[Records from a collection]

⟨

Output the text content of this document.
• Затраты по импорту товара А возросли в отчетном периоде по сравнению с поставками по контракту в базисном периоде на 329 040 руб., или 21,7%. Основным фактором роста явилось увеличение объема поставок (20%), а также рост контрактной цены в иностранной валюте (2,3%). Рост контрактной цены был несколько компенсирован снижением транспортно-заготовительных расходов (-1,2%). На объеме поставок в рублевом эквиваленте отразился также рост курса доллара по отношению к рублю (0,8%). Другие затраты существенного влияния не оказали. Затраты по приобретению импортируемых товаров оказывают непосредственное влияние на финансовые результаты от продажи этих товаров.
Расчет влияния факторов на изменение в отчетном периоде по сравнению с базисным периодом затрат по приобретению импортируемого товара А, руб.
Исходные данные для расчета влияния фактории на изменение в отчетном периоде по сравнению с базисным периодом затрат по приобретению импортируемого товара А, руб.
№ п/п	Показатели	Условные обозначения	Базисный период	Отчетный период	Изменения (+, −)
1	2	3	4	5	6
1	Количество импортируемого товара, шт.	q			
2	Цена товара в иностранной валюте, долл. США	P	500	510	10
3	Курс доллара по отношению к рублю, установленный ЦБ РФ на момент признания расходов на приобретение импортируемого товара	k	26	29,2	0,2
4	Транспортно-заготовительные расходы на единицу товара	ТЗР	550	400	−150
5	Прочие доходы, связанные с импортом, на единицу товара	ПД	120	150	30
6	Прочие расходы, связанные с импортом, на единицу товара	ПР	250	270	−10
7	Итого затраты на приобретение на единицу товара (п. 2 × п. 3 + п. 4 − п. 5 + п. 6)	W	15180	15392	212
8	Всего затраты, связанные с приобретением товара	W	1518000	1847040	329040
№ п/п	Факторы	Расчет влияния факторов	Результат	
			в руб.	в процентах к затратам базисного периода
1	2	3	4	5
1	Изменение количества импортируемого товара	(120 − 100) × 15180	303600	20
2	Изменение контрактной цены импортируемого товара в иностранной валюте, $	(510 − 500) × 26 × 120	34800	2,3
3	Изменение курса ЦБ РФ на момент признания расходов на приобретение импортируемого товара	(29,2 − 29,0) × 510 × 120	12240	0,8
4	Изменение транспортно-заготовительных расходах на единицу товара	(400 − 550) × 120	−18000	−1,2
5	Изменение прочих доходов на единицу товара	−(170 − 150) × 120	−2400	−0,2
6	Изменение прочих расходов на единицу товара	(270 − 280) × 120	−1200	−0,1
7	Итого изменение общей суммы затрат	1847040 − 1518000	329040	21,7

⟩

[What you need to do]
All records above must be set down exactly, please.

[Finished exercise]
Output the text content of this document.
• Затраты по импорту товара А возросли в отчетном периоде по сравнению с поставками по контракту в базисном периоде на 329 040 руб., или 21,7%. Основным фактором роста явилось увеличение объема поставок (20%), а также рост контрактной цены в иностранной валюте (2,3%). Рост контрактной цены был несколько компенсирован снижением транспортно-заготовительных расходов (-1,2%). На объеме поставок в рублевом эквиваленте отразился также рост курса доллара по отношению к рублю (0,8%). Другие затраты существенного влияния не оказали. Затраты по приобретению импортируемых товаров оказывают непосредственное влияние на финансовые результаты от продажи этих товаров.
Расчет влияния факторов на изменение в отчетном периоде по сравнению с базисным периодом затрат по приобретению импортируемого товара А, руб.
Исходные данные для расчета влияния фактории на изменение в отчетном периоде по сравнению с базисным периодом затрат по приобретению импортируемого товара А, руб.
№ п/п	Показатели	Условные обозначения	Базисный период	Отчетный период	Изменения (+, −)
1	2	3	4	5	6
1	Количество импортируемого товара, шт.	q			
2	Цена товара в иностранной валюте, долл. США	P	500	510	10
3	Курс доллара по отношению к рублю, установленный ЦБ РФ на момент признания расходов на приобретение импортируемого товара	k	26	29,2	0,2
4	Транспортно-заготовительные расходы на единицу товара	ТЗР	550	400	−150
5	Прочие доходы, связанные с импортом, на единицу товара	ПД	120	150	30
6	Прочие расходы, связанные с импортом, на единицу товара	ПР	250	270	−10
7	Итого затраты на приобретение на единицу товара (п. 2 × п. 3 + п. 4 − п. 5 + п. 6)	W	15180	15392	212
8	Всего затраты, связанные с приобретением товара	W	1518000	1847040	329040
№ п/п	Факторы	Расчет влияния факторов	Результат	
			в руб.	в процентах к затратам базисного периода
1	2	3	4	5
1	Изменение количества импортируемого товара	(120 − 100) × 15180	303600	20
2	Изменение контрактной цены импортируемого товара в иностранной валюте, $	(510 − 500) × 26 × 120	34800	2,3
3	Изменение курса ЦБ РФ на момент признания расходов на приобретение импортируемого товара	(29,2 − 29,0) × 510 × 120	12240	0,8
4	Изменение транспортно-заготовительных расходах на единицу товара	(400 − 550) × 120	−18000	−1,2
5	Изменение прочих доходов на единицу товара	−(170 − 150) × 120	−2400	−0,2
6	Изменение прочих расходов на единицу товара	(270 − 280) × 120	−1200	−0,1
7	Итого изменение общей суммы затрат	1847040 − 1518000	329040	21,7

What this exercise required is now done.